((
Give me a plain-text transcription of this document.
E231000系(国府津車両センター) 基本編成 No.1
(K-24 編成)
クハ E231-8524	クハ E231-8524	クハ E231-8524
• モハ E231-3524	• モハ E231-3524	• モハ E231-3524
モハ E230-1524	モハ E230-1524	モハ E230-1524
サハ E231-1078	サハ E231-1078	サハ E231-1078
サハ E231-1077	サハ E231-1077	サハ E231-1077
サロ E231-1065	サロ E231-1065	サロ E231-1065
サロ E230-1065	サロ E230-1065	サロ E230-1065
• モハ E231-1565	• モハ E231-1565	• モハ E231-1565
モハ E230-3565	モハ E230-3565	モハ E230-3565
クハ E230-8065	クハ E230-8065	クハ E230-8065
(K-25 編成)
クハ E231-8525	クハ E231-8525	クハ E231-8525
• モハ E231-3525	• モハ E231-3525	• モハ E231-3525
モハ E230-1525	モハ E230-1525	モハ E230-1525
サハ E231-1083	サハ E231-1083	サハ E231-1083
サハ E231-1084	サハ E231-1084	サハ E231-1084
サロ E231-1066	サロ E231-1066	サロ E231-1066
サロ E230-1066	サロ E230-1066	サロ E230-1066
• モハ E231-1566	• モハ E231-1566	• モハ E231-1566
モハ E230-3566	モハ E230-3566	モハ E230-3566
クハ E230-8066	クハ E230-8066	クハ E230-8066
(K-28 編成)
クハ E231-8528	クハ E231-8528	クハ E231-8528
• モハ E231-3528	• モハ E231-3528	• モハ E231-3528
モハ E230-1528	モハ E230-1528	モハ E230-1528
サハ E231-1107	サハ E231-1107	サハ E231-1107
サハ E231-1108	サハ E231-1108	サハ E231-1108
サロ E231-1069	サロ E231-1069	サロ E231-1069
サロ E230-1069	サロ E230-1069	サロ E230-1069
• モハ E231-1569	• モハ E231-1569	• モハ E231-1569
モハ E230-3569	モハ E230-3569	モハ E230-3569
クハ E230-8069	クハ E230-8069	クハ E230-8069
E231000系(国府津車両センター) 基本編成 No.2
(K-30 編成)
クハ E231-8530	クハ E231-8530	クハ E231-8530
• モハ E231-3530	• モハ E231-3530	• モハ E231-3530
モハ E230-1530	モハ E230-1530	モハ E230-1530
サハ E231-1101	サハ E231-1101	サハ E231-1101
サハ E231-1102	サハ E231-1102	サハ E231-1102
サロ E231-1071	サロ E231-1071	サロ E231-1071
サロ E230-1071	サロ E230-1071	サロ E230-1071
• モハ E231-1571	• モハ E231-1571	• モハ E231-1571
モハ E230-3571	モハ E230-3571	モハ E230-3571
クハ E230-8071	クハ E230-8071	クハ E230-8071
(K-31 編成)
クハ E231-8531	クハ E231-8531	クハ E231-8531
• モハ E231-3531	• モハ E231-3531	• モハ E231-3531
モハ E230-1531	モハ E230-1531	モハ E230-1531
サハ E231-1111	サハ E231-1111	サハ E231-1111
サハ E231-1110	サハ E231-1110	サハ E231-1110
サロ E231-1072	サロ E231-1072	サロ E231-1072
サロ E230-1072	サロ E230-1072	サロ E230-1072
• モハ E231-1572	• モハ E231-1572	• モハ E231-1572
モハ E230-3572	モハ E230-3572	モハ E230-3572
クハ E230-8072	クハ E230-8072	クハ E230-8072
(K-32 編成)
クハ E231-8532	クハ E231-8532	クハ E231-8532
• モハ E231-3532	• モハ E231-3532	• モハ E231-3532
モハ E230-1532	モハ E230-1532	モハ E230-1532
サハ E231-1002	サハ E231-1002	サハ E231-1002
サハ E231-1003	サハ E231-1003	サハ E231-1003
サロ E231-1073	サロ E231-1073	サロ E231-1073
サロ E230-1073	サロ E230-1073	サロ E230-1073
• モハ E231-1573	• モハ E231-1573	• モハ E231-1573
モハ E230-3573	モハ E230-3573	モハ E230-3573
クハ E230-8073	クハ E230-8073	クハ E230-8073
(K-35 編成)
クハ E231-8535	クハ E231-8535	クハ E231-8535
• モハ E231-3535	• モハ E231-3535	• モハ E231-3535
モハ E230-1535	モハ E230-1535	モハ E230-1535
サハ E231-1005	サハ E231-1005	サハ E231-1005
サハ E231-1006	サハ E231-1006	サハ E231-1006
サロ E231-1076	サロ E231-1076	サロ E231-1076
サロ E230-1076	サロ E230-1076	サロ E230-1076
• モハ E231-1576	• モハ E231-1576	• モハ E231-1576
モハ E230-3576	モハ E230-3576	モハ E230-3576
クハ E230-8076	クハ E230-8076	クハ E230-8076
))
▸ What is expected:
Select the lines from the entries that include the word "国府津車両センター".

▸ The output:
E231000系(国府津車両センター) 基本編成 No.1
E231000系(国府津車両センター) 基本編成 No.2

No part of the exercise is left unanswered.